◆ **Records for this exercise**:
------

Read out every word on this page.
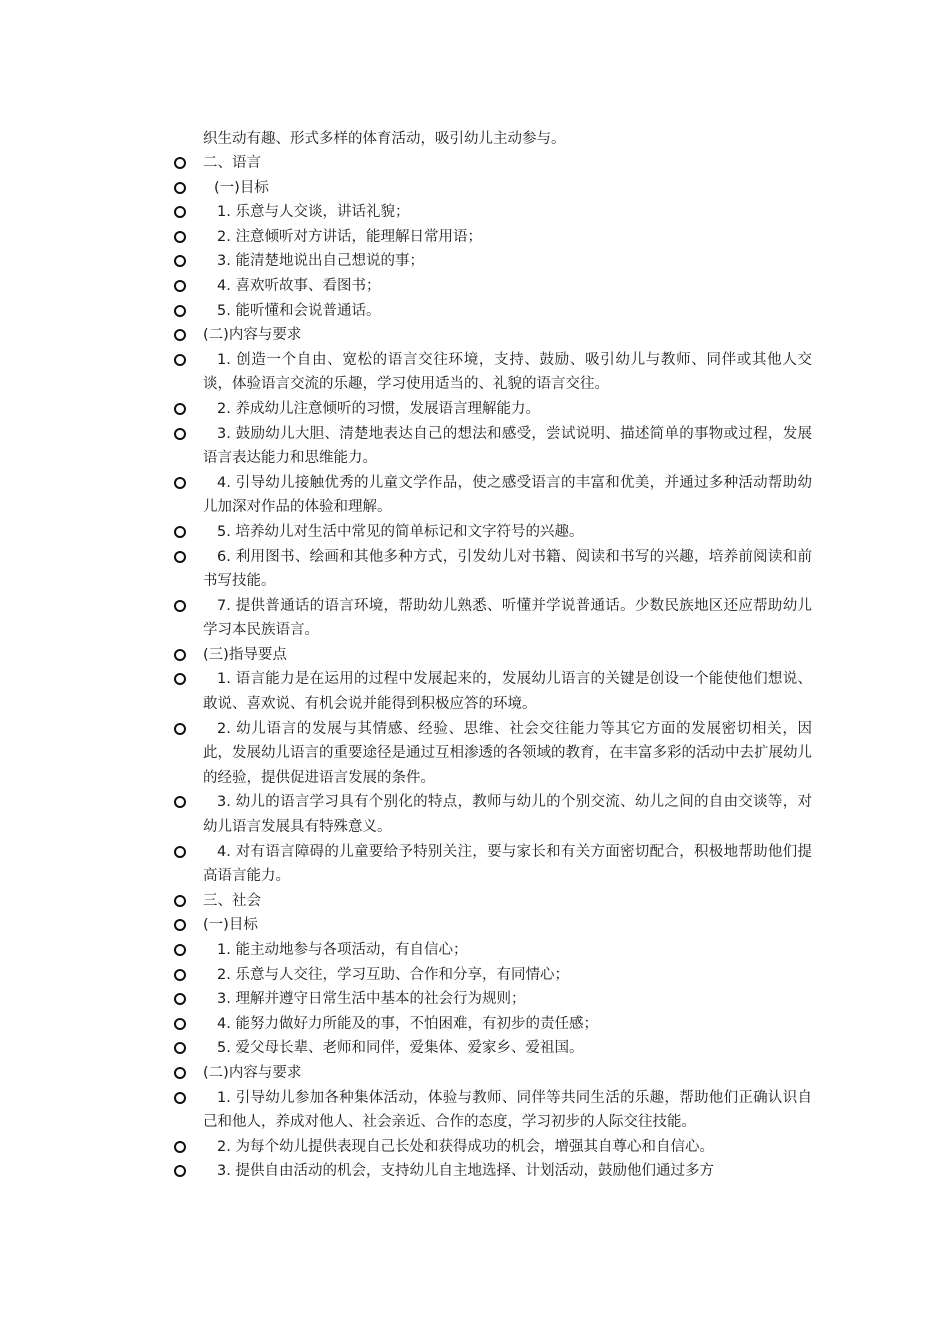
织生动有趣、形式多样的体育活动，吸引幼儿主动参与。
二、语言
(一)目标
1. 乐意与人交谈，讲话礼貌；
2. 注意倾听对方讲话，能理解日常用语；
3. 能清楚地说出自己想说的事；
4. 喜欢听故事、看图书；
5. 能听懂和会说普通话。
(二)内容与要求
1. 创造一个自由、宽松的语言交往环境，支持、鼓励、吸引幼儿与教师、同伴或其他人交谈，体验语言交流的乐趣，学习使用适当的、礼貌的语言交往。
2. 养成幼儿注意倾听的习惯，发展语言理解能力。
3. 鼓励幼儿大胆、清楚地表达自己的想法和感受，尝试说明、描述简单的事物或过程，发展语言表达能力和思维能力。
4. 引导幼儿接触优秀的儿童文学作品，使之感受语言的丰富和优美，并通过多种活动帮助幼儿加深对作品的体验和理解。
5. 培养幼儿对生活中常见的简单标记和文字符号的兴趣。
6. 利用图书、绘画和其他多种方式，引发幼儿对书籍、阅读和书写的兴趣，培养前阅读和前书写技能。
7. 提供普通话的语言环境，帮助幼儿熟悉、听懂并学说普通话。少数民族地区还应帮助幼儿学习本民族语言。
(三)指导要点
1. 语言能力是在运用的过程中发展起来的，发展幼儿语言的关键是创设一个能使他们想说、敢说、喜欢说、有机会说并能得到积极应答的环境。
2. 幼儿语言的发展与其情感、经验、思维、社会交往能力等其它方面的发展密切相关，因此，发展幼儿语言的重要途径是通过互相渗透的各领域的教育，在丰富多彩的活动中去扩展幼儿的经验，提供促进语言发展的条件。
3. 幼儿的语言学习具有个别化的特点，教师与幼儿的个别交流、幼儿之间的自由交谈等，对幼儿语言发展具有特殊意义。
4. 对有语言障碍的儿童要给予特别关注，要与家长和有关方面密切配合，积极地帮助他们提高语言能力。
三、社会
(一)目标
1. 能主动地参与各项活动，有自信心；
2. 乐意与人交往，学习互助、合作和分享，有同情心；
3. 理解并遵守日常生活中基本的社会行为规则；
4. 能努力做好力所能及的事，不怕困难，有初步的责任感；
5. 爱父母长辈、老师和同伴，爱集体、爱家乡、爱祖国。
(二)内容与要求
1. 引导幼儿参加各种集体活动，体验与教师、同伴等共同生活的乐趣，帮助他们正确认识自己和他人，养成对他人、社会亲近、合作的态度，学习初步的人际交往技能。
2. 为每个幼儿提供表现自己长处和获得成功的机会，增强其自尊心和自信心。
3. 提供自由活动的机会，支持幼儿自主地选择、计划活动，鼓励他们通过多方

------

◆ **What is asked**: Pictures are not part of the copy; reproduce everything else in the records exactly.

◆ **Result of this task**:
Read out every word on this page.
织生动有趣、形式多样的体育活动，吸引幼儿主动参与。
二、语言
(一)目标
1. 乐意与人交谈，讲话礼貌；
2. 注意倾听对方讲话，能理解日常用语；
3. 能清楚地说出自己想说的事；
4. 喜欢听故事、看图书；
5. 能听懂和会说普通话。
(二)内容与要求
1. 创造一个自由、宽松的语言交往环境，支持、鼓励、吸引幼儿与教师、同伴或其他人交谈，体验语言交流的乐趣，学习使用适当的、礼貌的语言交往。
2. 养成幼儿注意倾听的习惯，发展语言理解能力。
3. 鼓励幼儿大胆、清楚地表达自己的想法和感受，尝试说明、描述简单的事物或过程，发展语言表达能力和思维能力。
4. 引导幼儿接触优秀的儿童文学作品，使之感受语言的丰富和优美，并通过多种活动帮助幼儿加深对作品的体验和理解。
5. 培养幼儿对生活中常见的简单标记和文字符号的兴趣。
6. 利用图书、绘画和其他多种方式，引发幼儿对书籍、阅读和书写的兴趣，培养前阅读和前书写技能。
7. 提供普通话的语言环境，帮助幼儿熟悉、听懂并学说普通话。少数民族地区还应帮助幼儿学习本民族语言。
(三)指导要点
1. 语言能力是在运用的过程中发展起来的，发展幼儿语言的关键是创设一个能使他们想说、敢说、喜欢说、有机会说并能得到积极应答的环境。
2. 幼儿语言的发展与其情感、经验、思维、社会交往能力等其它方面的发展密切相关，因此，发展幼儿语言的重要途径是通过互相渗透的各领域的教育，在丰富多彩的活动中去扩展幼儿的经验，提供促进语言发展的条件。
3. 幼儿的语言学习具有个别化的特点，教师与幼儿的个别交流、幼儿之间的自由交谈等，对幼儿语言发展具有特殊意义。
4. 对有语言障碍的儿童要给予特别关注，要与家长和有关方面密切配合，积极地帮助他们提高语言能力。
三、社会
(一)目标
1. 能主动地参与各项活动，有自信心；
2. 乐意与人交往，学习互助、合作和分享，有同情心；
3. 理解并遵守日常生活中基本的社会行为规则；
4. 能努力做好力所能及的事，不怕困难，有初步的责任感；
5. 爱父母长辈、老师和同伴，爱集体、爱家乡、爱祖国。
(二)内容与要求
1. 引导幼儿参加各种集体活动，体验与教师、同伴等共同生活的乐趣，帮助他们正确认识自己和他人，养成对他人、社会亲近、合作的态度，学习初步的人际交往技能。
2. 为每个幼儿提供表现自己长处和获得成功的机会，增强其自尊心和自信心。
3. 提供自由活动的机会，支持幼儿自主地选择、计划活动，鼓励他们通过多方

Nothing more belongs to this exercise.